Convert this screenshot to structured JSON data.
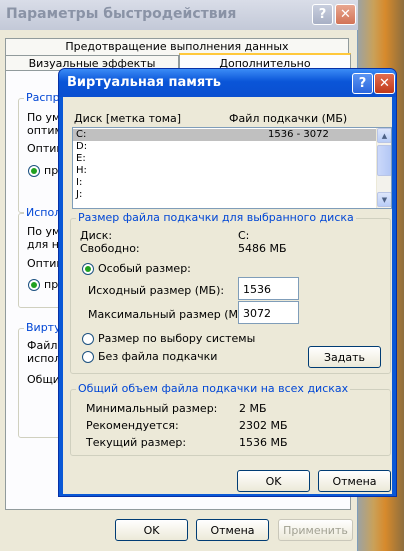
{
  "back_window": {
    "title": "Параметры быстродействия",
    "tabs": [
      "Предотвращение выполнения данных",
      "Визуальные эффекты",
      "Дополнительно"
    ],
    "groups": [
      {
        "title": "Распре",
        "lines": [
          "По умо",
          "оптим"
        ],
        "option_label": "Оптим",
        "radio_label": "про"
      },
      {
        "title": "Испол",
        "lines": [
          "По умо",
          "для на"
        ],
        "option_label": "Оптим",
        "radio_label": "про"
      },
      {
        "title": "Вирту",
        "lines": [
          "Файл п",
          "испол"
        ],
        "option_label": "Общи"
      }
    ],
    "buttons": {
      "ok": "OK",
      "cancel": "Отмена",
      "apply": "Применить"
    }
  },
  "dialog": {
    "title": "Виртуальная память",
    "columns": {
      "drive": "Диск [метка тома]",
      "pagefile": "Файл подкачки (МБ)"
    },
    "drives": [
      {
        "drive": "C:",
        "size": "1536 - 3072",
        "selected": true
      },
      {
        "drive": "D:",
        "size": ""
      },
      {
        "drive": "E:",
        "size": ""
      },
      {
        "drive": "H:",
        "size": ""
      },
      {
        "drive": "I:",
        "size": ""
      },
      {
        "drive": "J:",
        "size": ""
      }
    ],
    "selected_group": {
      "title": "Размер файла подкачки для выбранного диска",
      "disk_label": "Диск:",
      "disk_value": "C:",
      "free_label": "Свободно:",
      "free_value": "5486 МБ",
      "custom_size_label": "Особый размер:",
      "initial_label": "Исходный размер (МБ):",
      "initial_value": "1536",
      "max_label": "Максимальный размер (МБ):",
      "max_value": "3072",
      "system_managed_label": "Размер по выбору системы",
      "no_pagefile_label": "Без файла подкачки",
      "set_button": "Задать",
      "selected_option": "custom"
    },
    "total_group": {
      "title": "Общий объем файла подкачки на всех дисках",
      "min_label": "Минимальный размер:",
      "min_value": "2 МБ",
      "recommended_label": "Рекомендуется:",
      "recommended_value": "2302 МБ",
      "current_label": "Текущий размер:",
      "current_value": "1536 МБ"
    },
    "buttons": {
      "ok": "OK",
      "cancel": "Отмена"
    }
  },
  "colors": {
    "title_blue": "#0a55d8",
    "group_title": "#0046d5",
    "dialog_face": "#ece9d8",
    "radio_dot": "#21a121"
  },
  "icons": [
    "help-icon",
    "close-icon",
    "scroll-up-icon",
    "scroll-down-icon"
  ]
}
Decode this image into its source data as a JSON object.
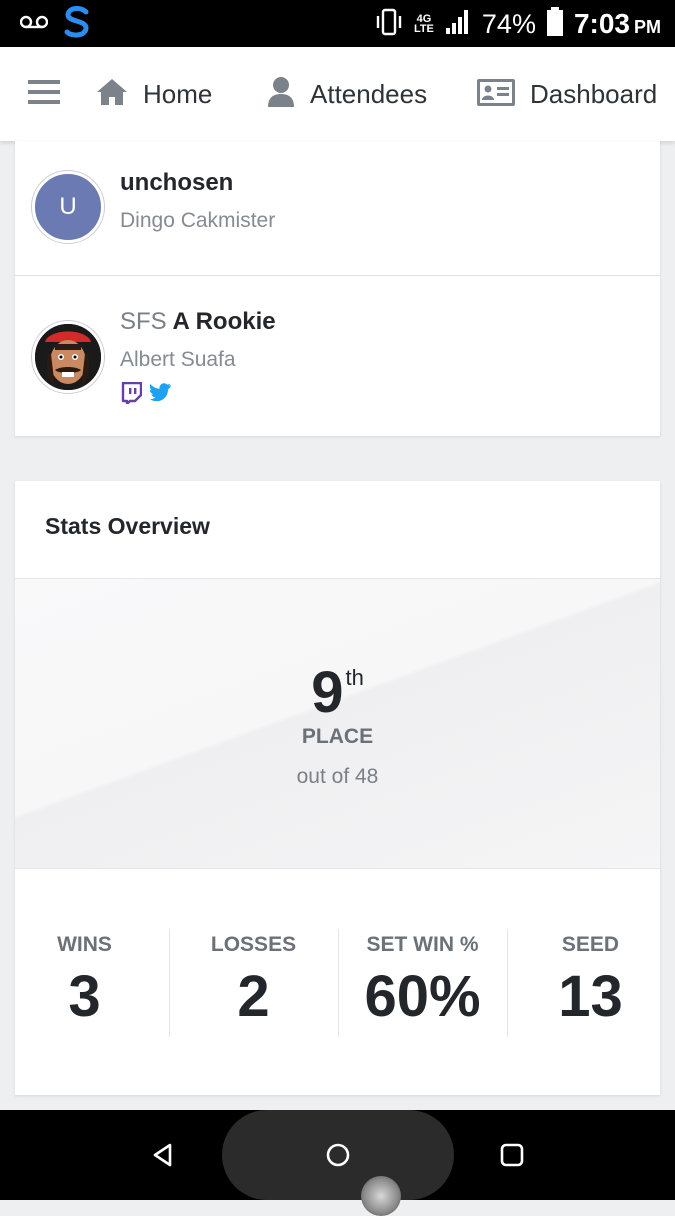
{
  "status_bar": {
    "battery": "74%",
    "time": "7:03",
    "ampm": "PM",
    "network": "4G",
    "network_sub": "LTE",
    "icons": [
      "voicemail-icon",
      "app-logo-icon",
      "vibrate-icon",
      "signal-icon",
      "battery-icon"
    ]
  },
  "nav": {
    "items": [
      {
        "label": "Home",
        "icon": "home-icon"
      },
      {
        "label": "Attendees",
        "icon": "user-icon"
      },
      {
        "label": "Dashboard",
        "icon": "id-card-icon"
      }
    ],
    "menu_icon": "hamburger-menu-icon"
  },
  "players": [
    {
      "initial": "U",
      "prefix": "",
      "gamertag": "unchosen",
      "real_name": "Dingo Cakmister"
    },
    {
      "initial": "",
      "prefix": "SFS",
      "gamertag": "A Rookie",
      "real_name": "Albert Suafa",
      "social": [
        "twitch-icon",
        "twitter-icon"
      ]
    }
  ],
  "stats": {
    "title": "Stats Overview",
    "place": "9",
    "place_suffix": "th",
    "place_label": "PLACE",
    "place_sub": "out of 48",
    "items": [
      {
        "label": "WINS",
        "value": "3"
      },
      {
        "label": "LOSSES",
        "value": "2"
      },
      {
        "label": "SET WIN %",
        "value": "60%"
      },
      {
        "label": "SEED",
        "value": "13"
      }
    ]
  },
  "colors": {
    "accent_avatar": "#6b7ab3",
    "twitch": "#6441a5",
    "twitter": "#1da1f2"
  }
}
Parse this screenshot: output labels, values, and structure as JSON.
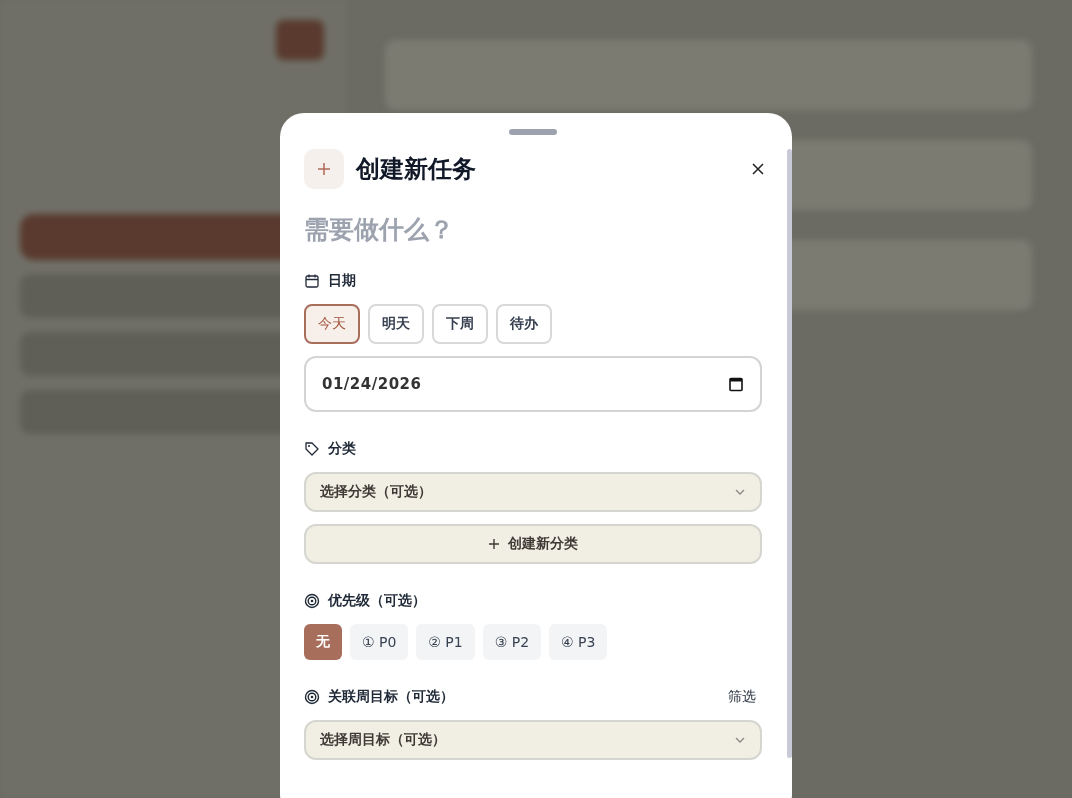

- [EXERCISE TASK]: Report how many lines in the data contain the word "подкачки", with no words besides the number.

- [WORKED SOLUTION]: 4